Descrizione del problema:
Trascrivi senza modifiche la parte del brano sull'attacco missilistico statunitense contro la Siria che comincia dalle parole "Missili Usa contro" e termina dopo "reazione della Russia.".

Brano da leggere:
┌──
Missili Usa contro la Siria. Ira di Putin: “E’ un atto di guerra”

Missili Usa verso Shayrat, in Siria
Missili Usa verso Shayrat, in Siria (Ansa/Ap via U.S)

Atto di guerra aperta da parte degli Stati Uniti contro la Siria. Gli Stati Uniti per ordine del suo presidente Donald Trump hanno lanciato nella notte un attacco con 59 missili Tomahawk partiti da navi Usa nel Mediterraneo contro la base militare siriana di Shayrat, nella provincia di Homs, da dove sarebbero partiti i raid con armi chimiche del 4 aprile scorso sulla zona di Idlib, che hanno causato la morte di almeno 86 persone tra cui 30 bambini. Durissima la reazione della Russia.
└──
Dati per l'analisi dell'impaginazione della pagina
┌──
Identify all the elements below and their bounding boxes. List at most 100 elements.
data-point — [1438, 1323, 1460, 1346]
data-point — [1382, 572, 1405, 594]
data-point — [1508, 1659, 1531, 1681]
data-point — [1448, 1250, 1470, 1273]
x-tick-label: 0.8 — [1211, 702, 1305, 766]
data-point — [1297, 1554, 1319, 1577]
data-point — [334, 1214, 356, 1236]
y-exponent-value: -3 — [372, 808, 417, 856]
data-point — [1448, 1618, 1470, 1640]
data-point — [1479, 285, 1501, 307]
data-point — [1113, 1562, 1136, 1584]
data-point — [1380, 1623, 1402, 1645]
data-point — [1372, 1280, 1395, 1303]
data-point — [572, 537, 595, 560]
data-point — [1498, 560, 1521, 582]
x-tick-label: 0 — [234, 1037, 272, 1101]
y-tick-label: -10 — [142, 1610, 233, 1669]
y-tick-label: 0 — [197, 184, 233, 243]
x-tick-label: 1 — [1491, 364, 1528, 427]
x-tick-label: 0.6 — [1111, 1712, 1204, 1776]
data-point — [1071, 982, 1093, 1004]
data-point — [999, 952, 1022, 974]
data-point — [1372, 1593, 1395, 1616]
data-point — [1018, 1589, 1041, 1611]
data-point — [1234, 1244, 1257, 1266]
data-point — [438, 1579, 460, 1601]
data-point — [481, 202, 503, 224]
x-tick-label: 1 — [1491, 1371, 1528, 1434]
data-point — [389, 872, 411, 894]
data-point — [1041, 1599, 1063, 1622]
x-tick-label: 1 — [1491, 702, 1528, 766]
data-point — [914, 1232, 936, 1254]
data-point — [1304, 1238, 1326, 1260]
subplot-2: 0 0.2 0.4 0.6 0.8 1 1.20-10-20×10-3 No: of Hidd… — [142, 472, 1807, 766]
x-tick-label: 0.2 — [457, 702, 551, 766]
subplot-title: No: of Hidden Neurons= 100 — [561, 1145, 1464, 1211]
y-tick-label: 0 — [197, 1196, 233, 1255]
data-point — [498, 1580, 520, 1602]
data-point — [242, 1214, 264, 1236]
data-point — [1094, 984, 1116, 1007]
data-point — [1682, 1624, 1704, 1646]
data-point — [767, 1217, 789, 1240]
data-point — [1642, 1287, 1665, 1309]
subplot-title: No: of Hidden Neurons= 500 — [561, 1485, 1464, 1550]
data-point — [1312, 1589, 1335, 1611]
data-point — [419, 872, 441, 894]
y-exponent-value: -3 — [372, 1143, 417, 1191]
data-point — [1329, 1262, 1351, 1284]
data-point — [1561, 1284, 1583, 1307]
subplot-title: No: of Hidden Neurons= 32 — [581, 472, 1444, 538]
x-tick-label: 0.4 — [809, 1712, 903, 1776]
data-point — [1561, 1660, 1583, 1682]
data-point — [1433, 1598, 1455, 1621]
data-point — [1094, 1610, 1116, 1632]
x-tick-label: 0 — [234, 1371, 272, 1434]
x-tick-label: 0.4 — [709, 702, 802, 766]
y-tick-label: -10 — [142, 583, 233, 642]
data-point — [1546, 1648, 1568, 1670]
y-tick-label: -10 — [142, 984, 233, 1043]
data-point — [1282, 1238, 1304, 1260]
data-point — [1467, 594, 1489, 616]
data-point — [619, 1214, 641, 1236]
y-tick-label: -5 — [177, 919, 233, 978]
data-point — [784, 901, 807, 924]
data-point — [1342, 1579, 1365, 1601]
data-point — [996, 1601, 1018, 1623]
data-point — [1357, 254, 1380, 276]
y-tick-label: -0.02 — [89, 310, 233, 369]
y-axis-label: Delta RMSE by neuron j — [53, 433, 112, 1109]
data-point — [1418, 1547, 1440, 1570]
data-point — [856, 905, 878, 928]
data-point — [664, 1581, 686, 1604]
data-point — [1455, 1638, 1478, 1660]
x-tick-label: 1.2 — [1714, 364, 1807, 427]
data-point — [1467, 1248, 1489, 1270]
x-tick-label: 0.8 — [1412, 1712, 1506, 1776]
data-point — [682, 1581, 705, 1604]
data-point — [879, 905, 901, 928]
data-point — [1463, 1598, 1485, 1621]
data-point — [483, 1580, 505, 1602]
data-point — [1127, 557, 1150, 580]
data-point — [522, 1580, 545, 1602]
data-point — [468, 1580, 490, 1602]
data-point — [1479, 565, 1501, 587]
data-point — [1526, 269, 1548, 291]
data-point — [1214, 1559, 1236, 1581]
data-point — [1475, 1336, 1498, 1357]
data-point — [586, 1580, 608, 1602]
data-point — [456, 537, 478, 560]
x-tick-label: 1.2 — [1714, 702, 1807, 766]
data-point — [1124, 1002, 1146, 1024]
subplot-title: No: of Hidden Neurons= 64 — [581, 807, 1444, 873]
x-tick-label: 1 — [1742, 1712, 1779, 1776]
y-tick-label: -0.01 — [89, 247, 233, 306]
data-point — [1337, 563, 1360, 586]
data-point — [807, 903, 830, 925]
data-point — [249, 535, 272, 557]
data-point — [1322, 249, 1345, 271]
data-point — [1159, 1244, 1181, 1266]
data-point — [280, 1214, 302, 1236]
└──
Risultato finale:
Missili Usa contro la Siria. Ira di Putin: “E’ un atto di guerra”

Missili Usa verso Shayrat, in Siria
Missili Usa verso Shayrat, in Siria (Ansa/Ap via U.S)

Atto di guerra aperta da parte degli Stati Uniti contro la Siria. Gli Stati Uniti per ordine del suo presidente Donald Trump hanno lanciato nella notte un attacco con 59 missili Tomahawk partiti da navi Usa nel Mediterraneo contro la base militare siriana di Shayrat, nella provincia di Homs, da dove sarebbero partiti i raid con armi chimiche del 4 aprile scorso sulla zona di Idlib, che hanno causato la morte di almeno 86 persone tra cui 30 bambini. Durissima la reazione della Russia.